Given request> Count the lines of the material below that contain the string "each", treating uppercase and lowercase as different. Give only the number.

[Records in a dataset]
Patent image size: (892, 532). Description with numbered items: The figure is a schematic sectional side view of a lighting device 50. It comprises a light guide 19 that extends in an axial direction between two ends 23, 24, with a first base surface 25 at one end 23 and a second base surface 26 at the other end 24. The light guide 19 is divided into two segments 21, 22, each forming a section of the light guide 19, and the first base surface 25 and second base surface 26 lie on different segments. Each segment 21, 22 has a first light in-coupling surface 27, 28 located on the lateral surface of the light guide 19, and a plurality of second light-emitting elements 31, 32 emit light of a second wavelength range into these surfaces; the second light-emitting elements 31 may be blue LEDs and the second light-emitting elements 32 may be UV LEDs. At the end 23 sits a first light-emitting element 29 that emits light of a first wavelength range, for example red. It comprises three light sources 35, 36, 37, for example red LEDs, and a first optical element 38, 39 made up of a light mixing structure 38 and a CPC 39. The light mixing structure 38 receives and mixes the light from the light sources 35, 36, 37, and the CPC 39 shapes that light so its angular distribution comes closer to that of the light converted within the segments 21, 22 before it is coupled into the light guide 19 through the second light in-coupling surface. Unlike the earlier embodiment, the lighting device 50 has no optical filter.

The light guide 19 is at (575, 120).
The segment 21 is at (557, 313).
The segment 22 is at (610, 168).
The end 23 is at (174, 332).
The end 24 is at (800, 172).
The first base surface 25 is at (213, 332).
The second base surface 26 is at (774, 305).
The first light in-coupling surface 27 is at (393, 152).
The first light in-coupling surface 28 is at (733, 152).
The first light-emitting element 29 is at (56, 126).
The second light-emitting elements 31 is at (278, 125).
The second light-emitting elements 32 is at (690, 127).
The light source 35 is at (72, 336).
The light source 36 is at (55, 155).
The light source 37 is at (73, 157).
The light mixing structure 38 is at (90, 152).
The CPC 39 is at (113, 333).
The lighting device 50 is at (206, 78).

Expected answer> 1